| PROMPT |
Gather every line holding the string "بسنت".

| EXTRACTED DATA |
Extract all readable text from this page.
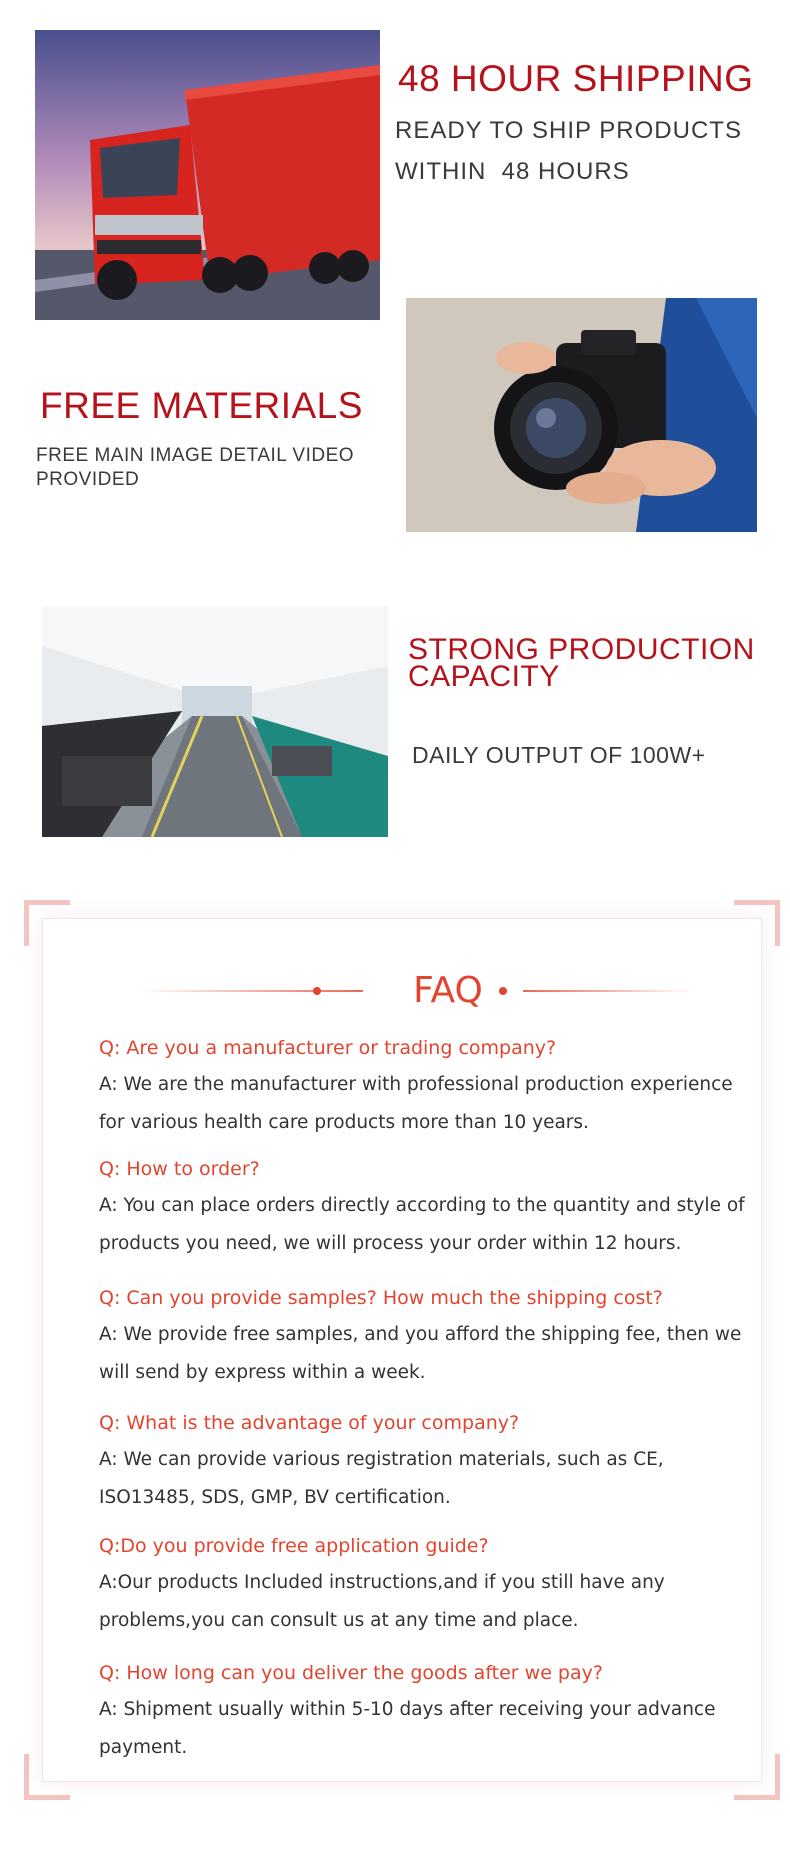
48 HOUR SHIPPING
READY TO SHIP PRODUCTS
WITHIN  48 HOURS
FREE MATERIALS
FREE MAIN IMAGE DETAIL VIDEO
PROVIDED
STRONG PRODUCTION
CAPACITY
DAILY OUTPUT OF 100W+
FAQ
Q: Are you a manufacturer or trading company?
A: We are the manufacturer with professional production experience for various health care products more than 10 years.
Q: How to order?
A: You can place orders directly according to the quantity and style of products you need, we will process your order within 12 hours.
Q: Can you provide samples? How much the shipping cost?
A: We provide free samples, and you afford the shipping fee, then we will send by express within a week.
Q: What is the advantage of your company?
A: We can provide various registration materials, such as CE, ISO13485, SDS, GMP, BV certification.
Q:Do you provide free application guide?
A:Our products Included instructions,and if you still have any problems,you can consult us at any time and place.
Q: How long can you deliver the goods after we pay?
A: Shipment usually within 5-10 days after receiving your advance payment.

==

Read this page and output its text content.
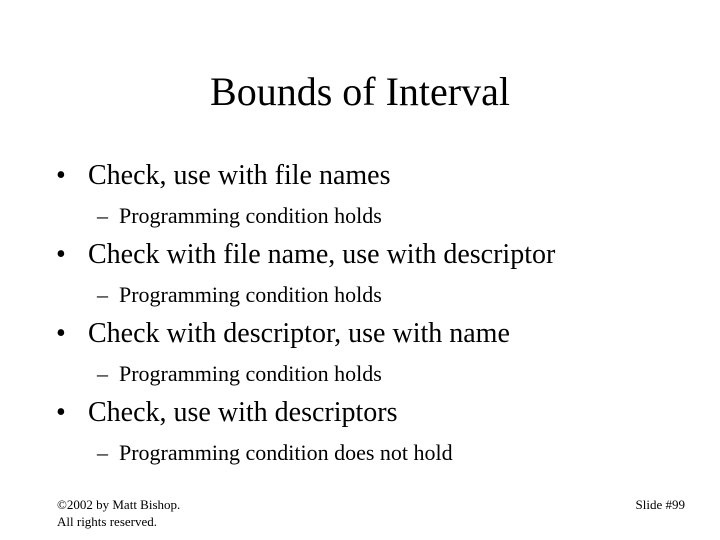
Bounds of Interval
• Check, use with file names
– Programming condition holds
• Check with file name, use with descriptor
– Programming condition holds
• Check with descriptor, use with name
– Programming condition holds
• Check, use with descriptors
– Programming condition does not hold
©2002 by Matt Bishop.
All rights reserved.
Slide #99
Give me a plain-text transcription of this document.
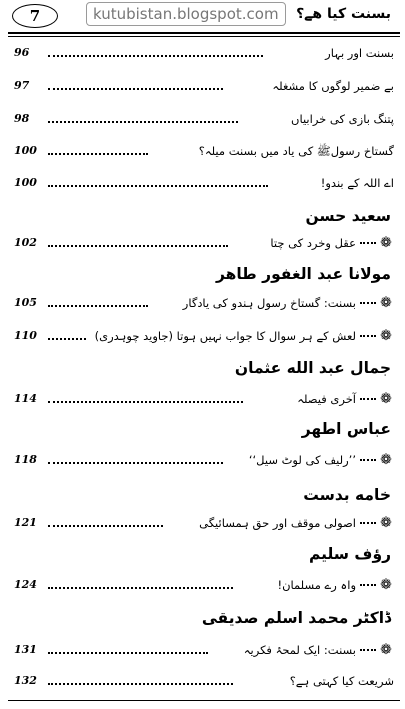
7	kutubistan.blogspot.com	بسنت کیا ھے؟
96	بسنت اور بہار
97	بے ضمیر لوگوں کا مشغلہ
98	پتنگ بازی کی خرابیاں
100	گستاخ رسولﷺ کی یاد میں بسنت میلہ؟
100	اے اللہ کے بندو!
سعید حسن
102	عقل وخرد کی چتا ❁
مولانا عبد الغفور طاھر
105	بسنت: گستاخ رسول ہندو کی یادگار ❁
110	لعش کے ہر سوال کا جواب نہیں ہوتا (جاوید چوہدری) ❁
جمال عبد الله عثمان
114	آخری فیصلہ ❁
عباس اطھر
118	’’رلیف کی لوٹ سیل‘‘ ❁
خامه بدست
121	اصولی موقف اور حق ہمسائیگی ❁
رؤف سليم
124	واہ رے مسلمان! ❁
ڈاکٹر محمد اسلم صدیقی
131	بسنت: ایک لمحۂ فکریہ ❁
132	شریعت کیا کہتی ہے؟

| RESPONSE BELOW |
7	kutubistan.blogspot.com	بسنت کیا ھے؟
96	بسنت اور بہار
100	گستاخ رسولﷺ کی یاد میں بسنت میلہ؟
105	بسنت: گستاخ رسول ہندو کی یادگار ❁
131	بسنت: ایک لمحۂ فکریہ ❁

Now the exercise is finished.